SHORT TASK: From the entries below, pull out each line where "persönlichen" appears.

DATA EXTRACT:

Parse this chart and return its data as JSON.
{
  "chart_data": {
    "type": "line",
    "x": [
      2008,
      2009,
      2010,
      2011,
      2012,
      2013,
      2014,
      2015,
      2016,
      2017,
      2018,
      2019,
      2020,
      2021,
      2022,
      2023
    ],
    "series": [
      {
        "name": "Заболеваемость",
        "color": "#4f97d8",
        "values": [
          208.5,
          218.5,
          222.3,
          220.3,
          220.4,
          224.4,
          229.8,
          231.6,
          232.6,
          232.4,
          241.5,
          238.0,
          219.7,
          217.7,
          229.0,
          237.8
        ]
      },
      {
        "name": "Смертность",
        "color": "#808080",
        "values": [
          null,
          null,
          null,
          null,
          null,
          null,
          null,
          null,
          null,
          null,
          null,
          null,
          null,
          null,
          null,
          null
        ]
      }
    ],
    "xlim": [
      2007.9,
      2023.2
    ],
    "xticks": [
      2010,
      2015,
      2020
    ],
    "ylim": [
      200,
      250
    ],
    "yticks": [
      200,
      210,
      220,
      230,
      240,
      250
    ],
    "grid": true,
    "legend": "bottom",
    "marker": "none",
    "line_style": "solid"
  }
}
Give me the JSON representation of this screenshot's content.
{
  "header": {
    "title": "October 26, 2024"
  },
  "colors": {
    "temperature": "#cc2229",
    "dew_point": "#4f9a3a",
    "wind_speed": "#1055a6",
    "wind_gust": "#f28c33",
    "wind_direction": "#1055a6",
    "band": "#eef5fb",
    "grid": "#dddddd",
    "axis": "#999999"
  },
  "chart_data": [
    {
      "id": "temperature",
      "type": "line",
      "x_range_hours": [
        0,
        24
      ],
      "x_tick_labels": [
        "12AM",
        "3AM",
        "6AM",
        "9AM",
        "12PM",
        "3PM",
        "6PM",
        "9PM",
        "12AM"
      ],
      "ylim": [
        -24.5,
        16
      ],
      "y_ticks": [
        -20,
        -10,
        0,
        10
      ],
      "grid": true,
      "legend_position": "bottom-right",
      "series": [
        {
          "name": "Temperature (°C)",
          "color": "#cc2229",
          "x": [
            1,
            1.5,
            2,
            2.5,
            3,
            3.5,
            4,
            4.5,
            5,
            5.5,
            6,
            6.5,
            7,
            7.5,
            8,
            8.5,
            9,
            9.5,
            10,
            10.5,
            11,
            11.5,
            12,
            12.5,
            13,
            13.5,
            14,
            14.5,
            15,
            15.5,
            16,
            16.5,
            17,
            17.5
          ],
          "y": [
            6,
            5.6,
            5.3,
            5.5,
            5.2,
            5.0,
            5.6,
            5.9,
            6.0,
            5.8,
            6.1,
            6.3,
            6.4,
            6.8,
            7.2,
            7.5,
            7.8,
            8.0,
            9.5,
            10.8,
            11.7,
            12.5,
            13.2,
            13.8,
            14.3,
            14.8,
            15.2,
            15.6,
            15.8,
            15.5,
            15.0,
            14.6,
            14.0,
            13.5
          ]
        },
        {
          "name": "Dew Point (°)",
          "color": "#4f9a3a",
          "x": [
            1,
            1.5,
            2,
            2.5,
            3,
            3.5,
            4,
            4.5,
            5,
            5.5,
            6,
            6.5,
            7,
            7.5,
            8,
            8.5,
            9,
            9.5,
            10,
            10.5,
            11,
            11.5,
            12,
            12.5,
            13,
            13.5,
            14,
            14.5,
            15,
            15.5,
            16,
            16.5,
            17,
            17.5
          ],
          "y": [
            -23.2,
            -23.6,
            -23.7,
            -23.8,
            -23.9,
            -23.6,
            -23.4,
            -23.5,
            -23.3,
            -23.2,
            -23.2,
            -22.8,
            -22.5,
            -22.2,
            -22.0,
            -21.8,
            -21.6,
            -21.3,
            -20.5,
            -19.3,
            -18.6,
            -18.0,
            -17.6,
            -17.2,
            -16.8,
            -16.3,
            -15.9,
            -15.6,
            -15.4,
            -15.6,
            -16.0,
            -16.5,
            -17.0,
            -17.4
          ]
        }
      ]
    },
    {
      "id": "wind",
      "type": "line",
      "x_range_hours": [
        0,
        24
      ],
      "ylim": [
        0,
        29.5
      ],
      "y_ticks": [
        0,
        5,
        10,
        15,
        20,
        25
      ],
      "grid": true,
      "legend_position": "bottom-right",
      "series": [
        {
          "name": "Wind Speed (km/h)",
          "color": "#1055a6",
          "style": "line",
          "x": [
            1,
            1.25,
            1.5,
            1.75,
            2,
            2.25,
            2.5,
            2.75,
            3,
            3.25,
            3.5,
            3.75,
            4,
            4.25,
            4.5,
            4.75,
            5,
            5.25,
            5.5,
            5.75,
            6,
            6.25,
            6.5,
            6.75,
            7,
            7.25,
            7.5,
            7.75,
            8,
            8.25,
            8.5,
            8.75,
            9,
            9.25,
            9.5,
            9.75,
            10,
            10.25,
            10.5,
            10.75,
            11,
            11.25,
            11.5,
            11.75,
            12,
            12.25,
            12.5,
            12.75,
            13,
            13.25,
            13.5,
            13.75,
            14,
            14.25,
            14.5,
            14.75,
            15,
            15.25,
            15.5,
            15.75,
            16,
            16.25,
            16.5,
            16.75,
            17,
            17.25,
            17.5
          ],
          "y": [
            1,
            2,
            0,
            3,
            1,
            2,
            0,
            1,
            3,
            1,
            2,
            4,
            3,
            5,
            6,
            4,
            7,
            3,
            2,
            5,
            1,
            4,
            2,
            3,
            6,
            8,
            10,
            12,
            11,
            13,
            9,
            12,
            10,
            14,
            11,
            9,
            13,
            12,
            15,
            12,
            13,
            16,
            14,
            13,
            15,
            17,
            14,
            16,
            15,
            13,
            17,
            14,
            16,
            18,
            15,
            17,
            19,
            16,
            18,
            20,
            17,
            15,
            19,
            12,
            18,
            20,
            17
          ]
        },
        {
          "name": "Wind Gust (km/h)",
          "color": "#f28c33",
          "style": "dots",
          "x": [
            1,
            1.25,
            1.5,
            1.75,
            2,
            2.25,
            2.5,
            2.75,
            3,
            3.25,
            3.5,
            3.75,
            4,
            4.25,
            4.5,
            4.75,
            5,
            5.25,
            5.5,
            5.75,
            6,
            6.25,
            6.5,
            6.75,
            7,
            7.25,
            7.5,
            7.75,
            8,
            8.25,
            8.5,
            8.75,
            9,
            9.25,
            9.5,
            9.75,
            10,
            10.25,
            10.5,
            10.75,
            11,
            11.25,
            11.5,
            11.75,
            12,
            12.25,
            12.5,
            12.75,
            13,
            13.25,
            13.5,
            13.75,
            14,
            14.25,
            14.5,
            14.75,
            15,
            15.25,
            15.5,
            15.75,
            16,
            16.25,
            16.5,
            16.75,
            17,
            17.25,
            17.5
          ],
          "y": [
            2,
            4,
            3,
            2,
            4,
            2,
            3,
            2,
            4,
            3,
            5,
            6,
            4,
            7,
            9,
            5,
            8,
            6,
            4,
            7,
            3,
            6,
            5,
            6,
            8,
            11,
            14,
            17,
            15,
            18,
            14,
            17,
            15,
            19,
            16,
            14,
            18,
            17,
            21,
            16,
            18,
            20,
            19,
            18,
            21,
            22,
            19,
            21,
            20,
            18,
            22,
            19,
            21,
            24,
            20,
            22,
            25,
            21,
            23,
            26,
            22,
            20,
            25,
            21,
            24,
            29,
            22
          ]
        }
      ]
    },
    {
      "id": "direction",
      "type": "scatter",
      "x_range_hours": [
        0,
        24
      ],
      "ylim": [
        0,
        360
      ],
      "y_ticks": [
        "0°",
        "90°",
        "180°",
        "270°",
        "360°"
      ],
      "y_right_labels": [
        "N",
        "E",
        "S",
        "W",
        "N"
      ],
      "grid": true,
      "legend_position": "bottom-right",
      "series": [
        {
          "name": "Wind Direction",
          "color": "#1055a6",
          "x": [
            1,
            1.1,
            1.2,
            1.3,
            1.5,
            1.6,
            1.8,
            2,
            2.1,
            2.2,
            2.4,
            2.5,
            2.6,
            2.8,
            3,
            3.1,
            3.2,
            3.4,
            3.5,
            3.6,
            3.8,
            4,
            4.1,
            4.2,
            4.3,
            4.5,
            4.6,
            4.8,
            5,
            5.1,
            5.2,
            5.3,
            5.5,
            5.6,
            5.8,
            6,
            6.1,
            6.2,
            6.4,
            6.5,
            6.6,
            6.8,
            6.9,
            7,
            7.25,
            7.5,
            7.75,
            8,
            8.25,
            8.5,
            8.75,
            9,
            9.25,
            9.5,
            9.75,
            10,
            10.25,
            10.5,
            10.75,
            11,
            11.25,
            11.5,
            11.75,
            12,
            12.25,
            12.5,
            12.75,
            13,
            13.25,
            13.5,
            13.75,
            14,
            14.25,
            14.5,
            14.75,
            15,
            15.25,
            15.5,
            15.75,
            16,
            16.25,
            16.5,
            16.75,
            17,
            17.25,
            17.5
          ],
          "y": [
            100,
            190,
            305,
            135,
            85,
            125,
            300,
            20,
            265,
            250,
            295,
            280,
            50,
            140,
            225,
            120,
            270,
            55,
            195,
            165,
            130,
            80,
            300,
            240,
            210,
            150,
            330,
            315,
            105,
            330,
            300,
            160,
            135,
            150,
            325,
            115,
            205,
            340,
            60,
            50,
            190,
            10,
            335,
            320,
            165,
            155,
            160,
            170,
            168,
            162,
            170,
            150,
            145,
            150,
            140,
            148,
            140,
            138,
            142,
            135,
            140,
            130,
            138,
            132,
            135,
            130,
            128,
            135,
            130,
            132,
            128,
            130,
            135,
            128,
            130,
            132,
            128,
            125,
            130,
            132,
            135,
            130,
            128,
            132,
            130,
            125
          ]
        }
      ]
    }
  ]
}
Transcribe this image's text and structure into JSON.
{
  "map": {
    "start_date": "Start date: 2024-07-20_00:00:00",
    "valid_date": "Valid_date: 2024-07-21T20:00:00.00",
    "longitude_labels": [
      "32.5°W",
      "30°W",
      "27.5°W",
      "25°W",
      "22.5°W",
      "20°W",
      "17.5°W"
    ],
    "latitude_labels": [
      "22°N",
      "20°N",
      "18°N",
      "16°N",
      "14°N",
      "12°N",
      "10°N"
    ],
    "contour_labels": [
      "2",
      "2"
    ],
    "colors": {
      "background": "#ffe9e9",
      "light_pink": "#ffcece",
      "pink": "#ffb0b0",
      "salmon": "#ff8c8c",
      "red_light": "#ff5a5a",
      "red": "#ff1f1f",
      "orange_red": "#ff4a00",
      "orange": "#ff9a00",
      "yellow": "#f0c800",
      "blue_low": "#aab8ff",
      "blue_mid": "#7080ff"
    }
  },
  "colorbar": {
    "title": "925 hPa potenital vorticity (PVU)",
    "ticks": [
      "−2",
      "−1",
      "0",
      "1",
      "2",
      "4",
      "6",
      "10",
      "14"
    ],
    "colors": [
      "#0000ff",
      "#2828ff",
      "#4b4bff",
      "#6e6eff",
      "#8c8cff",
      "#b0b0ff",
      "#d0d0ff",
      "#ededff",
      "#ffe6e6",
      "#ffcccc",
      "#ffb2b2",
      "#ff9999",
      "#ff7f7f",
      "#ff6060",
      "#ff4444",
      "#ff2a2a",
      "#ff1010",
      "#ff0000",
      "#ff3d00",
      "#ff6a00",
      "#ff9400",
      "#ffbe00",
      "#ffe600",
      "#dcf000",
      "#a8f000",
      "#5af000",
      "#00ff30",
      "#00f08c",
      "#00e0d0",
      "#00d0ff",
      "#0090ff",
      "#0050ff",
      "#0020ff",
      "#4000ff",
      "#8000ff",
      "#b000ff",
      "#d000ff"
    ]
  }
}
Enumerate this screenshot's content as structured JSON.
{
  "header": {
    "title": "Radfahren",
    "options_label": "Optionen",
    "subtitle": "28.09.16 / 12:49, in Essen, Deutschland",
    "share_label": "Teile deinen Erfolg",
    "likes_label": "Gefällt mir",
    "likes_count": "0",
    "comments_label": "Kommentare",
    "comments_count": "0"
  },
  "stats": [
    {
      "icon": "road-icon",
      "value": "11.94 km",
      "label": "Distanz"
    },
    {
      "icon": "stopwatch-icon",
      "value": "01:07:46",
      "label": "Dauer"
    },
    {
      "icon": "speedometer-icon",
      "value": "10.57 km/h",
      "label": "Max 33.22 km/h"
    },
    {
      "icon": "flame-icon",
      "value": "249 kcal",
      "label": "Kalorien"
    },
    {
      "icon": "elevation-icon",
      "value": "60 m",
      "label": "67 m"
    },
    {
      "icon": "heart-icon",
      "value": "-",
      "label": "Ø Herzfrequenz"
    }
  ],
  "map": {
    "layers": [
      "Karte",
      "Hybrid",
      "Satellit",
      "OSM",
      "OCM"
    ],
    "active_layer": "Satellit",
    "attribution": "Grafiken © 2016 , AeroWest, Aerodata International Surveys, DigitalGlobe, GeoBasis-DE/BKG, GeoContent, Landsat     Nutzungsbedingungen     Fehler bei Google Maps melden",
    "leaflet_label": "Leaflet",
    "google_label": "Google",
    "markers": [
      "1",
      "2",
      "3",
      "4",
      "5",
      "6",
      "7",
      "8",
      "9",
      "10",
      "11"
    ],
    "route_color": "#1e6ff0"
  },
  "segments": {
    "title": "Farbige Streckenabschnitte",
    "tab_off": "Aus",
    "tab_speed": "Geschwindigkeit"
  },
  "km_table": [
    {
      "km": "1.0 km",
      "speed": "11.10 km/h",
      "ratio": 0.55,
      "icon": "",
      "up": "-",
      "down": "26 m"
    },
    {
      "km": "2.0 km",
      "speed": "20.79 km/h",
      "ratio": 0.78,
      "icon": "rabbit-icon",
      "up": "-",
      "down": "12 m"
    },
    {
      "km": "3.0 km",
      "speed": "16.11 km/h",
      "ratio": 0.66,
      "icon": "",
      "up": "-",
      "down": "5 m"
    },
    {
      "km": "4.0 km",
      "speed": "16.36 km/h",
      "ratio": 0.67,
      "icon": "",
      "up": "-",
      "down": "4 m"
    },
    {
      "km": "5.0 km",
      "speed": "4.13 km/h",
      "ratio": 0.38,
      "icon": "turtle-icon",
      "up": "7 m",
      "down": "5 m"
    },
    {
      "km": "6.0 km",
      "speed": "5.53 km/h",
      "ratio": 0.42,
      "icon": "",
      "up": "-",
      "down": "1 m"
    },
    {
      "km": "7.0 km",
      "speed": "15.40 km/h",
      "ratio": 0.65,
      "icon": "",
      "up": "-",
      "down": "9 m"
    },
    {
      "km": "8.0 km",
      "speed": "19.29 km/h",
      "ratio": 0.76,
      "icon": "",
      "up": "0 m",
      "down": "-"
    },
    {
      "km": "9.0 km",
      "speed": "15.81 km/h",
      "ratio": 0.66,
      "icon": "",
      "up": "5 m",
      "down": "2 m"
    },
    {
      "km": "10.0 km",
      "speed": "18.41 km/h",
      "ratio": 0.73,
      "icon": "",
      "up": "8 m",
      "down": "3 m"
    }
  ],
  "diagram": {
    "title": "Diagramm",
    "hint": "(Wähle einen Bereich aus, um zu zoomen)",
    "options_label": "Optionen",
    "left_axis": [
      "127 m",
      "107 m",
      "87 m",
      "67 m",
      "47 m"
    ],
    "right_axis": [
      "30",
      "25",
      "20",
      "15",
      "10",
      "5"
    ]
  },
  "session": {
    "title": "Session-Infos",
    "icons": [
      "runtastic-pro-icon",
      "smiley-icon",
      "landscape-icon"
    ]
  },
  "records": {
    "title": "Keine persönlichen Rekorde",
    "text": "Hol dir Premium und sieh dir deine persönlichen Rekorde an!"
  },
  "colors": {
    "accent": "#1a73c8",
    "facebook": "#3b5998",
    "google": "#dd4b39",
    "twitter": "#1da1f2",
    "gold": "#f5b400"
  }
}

RESPONSE:
    "title": "Keine persönlichen Rekorde",
    "text": "Hol dir Premium und sieh dir deine persönlichen Rekorde an!"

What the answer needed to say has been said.